» **SHORT EXERCISE**
Restate the entries below word for word, omitting nothing.

» **RECORDS SHOWN**
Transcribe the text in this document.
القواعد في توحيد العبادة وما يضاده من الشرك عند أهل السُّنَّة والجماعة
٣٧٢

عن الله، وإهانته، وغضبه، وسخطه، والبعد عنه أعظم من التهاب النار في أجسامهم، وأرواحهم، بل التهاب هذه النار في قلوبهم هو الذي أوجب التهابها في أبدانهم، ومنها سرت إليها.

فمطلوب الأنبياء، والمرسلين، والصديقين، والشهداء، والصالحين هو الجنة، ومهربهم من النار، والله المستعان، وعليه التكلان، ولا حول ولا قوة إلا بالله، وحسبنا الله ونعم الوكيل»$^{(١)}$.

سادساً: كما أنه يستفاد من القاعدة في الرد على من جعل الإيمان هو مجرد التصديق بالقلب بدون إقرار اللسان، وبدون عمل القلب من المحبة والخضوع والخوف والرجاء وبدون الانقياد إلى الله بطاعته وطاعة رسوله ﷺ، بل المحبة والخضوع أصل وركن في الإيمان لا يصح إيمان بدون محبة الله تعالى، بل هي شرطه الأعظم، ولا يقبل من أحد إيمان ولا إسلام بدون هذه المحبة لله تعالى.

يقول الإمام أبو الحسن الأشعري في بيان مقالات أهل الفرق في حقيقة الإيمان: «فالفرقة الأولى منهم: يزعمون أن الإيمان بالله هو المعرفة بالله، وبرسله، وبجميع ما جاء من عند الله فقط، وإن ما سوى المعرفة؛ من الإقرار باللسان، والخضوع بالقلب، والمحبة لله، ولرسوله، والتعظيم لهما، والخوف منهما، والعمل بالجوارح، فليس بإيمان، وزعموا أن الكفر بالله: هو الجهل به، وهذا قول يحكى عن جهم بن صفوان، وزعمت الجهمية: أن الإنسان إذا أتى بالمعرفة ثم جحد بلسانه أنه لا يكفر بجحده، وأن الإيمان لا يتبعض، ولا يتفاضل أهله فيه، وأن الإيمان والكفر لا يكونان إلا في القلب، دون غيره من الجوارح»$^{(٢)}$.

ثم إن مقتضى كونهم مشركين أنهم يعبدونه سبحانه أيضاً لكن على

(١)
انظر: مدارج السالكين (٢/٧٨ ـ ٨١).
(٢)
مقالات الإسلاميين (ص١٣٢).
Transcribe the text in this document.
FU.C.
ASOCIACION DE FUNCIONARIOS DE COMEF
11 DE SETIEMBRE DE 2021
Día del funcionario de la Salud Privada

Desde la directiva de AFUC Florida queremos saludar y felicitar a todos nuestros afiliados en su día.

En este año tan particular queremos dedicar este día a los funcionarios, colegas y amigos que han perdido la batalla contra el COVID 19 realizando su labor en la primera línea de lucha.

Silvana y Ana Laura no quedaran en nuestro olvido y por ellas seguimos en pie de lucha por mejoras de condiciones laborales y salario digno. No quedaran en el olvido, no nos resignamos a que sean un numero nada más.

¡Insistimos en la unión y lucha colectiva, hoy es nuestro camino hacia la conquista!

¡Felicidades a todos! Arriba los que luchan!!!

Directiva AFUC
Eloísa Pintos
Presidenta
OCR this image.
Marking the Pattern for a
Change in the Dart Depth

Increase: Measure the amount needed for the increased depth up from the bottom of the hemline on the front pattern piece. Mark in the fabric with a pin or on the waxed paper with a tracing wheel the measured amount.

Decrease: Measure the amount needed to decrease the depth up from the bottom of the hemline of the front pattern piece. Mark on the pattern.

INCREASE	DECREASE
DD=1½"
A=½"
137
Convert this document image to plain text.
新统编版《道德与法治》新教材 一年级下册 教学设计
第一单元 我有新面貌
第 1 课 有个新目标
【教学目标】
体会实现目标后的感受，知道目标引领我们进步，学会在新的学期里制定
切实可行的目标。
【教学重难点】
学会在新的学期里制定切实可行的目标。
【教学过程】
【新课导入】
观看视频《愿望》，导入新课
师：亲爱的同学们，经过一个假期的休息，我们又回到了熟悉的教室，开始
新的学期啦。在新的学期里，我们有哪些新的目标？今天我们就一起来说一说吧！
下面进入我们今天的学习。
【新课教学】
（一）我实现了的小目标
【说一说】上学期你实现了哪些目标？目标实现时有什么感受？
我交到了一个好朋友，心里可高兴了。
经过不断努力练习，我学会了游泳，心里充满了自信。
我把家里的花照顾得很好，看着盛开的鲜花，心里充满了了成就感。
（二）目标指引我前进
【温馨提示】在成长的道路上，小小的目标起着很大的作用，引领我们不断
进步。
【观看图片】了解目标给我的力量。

» **THE SOLUTION**
Transcribe the text in this document.
القواعد في توحيد العبادة وما يضاده من الشرك عند أهل السُّنَّة والجماعة
٣٧٢

عن الله، وإهانته، وغضبه، وسخطه، والبعد عنه أعظم من التهاب النار في أجسامهم، وأرواحهم، بل التهاب هذه النار في قلوبهم هو الذي أوجب التهابها في أبدانهم، ومنها سرت إليها.

فمطلوب الأنبياء، والمرسلين، والصديقين، والشهداء، والصالحين هو الجنة، ومهربهم من النار، والله المستعان، وعليه التكلان، ولا حول ولا قوة إلا بالله، وحسبنا الله ونعم الوكيل»$^{(١)}$.

سادساً: كما أنه يستفاد من القاعدة في الرد على من جعل الإيمان هو مجرد التصديق بالقلب بدون إقرار اللسان، وبدون عمل القلب من المحبة والخضوع والخوف والرجاء وبدون الانقياد إلى الله بطاعته وطاعة رسوله ﷺ، بل المحبة والخضوع أصل وركن في الإيمان لا يصح إيمان بدون محبة الله تعالى، بل هي شرطه الأعظم، ولا يقبل من أحد إيمان ولا إسلام بدون هذه المحبة لله تعالى.

يقول الإمام أبو الحسن الأشعري في بيان مقالات أهل الفرق في حقيقة الإيمان: «فالفرقة الأولى منهم: يزعمون أن الإيمان بالله هو المعرفة بالله، وبرسله، وبجميع ما جاء من عند الله فقط، وإن ما سوى المعرفة؛ من الإقرار باللسان، والخضوع بالقلب، والمحبة لله، ولرسوله، والتعظيم لهما، والخوف منهما، والعمل بالجوارح، فليس بإيمان، وزعموا أن الكفر بالله: هو الجهل به، وهذا قول يحكى عن جهم بن صفوان، وزعمت الجهمية: أن الإنسان إذا أتى بالمعرفة ثم جحد بلسانه أنه لا يكفر بجحده، وأن الإيمان لا يتبعض، ولا يتفاضل أهله فيه، وأن الإيمان والكفر لا يكونان إلا في القلب، دون غيره من الجوارح»$^{(٢)}$.

ثم إن مقتضى كونهم مشركين أنهم يعبدونه سبحانه أيضاً لكن على

(١)
انظر: مدارج السالكين (٢/٧٨ ـ ٨١).
(٢)
مقالات الإسلاميين (ص١٣٢).
Transcribe the text in this document.
FU.C.
ASOCIACION DE FUNCIONARIOS DE COMEF
11 DE SETIEMBRE DE 2021
Día del funcionario de la Salud Privada

Desde la directiva de AFUC Florida queremos saludar y felicitar a todos nuestros afiliados en su día.

En este año tan particular queremos dedicar este día a los funcionarios, colegas y amigos que han perdido la batalla contra el COVID 19 realizando su labor en la primera línea de lucha.

Silvana y Ana Laura no quedaran en nuestro olvido y por ellas seguimos en pie de lucha por mejoras de condiciones laborales y salario digno. No quedaran en el olvido, no nos resignamos a que sean un numero nada más.

¡Insistimos en la unión y lucha colectiva, hoy es nuestro camino hacia la conquista!

¡Felicidades a todos! Arriba los que luchan!!!

Directiva AFUC
Eloísa Pintos
Presidenta
OCR this image.
Marking the Pattern for a
Change in the Dart Depth

Increase: Measure the amount needed for the increased depth up from the bottom of the hemline on the front pattern piece. Mark in the fabric with a pin or on the waxed paper with a tracing wheel the measured amount.

Decrease: Measure the amount needed to decrease the depth up from the bottom of the hemline of the front pattern piece. Mark on the pattern.

INCREASE	DECREASE
DD=1½"
A=½"
137
Convert this document image to plain text.
新统编版《道德与法治》新教材 一年级下册 教学设计
第一单元 我有新面貌
第 1 课 有个新目标
【教学目标】
体会实现目标后的感受，知道目标引领我们进步，学会在新的学期里制定
切实可行的目标。
【教学重难点】
学会在新的学期里制定切实可行的目标。
【教学过程】
【新课导入】
观看视频《愿望》，导入新课
师：亲爱的同学们，经过一个假期的休息，我们又回到了熟悉的教室，开始
新的学期啦。在新的学期里，我们有哪些新的目标？今天我们就一起来说一说吧！
下面进入我们今天的学习。
【新课教学】
（一）我实现了的小目标
【说一说】上学期你实现了哪些目标？目标实现时有什么感受？
我交到了一个好朋友，心里可高兴了。
经过不断努力练习，我学会了游泳，心里充满了自信。
我把家里的花照顾得很好，看着盛开的鲜花，心里充满了了成就感。
（二）目标指引我前进
【温馨提示】在成长的道路上，小小的目标起着很大的作用，引领我们不断
进步。
【观看图片】了解目标给我的力量。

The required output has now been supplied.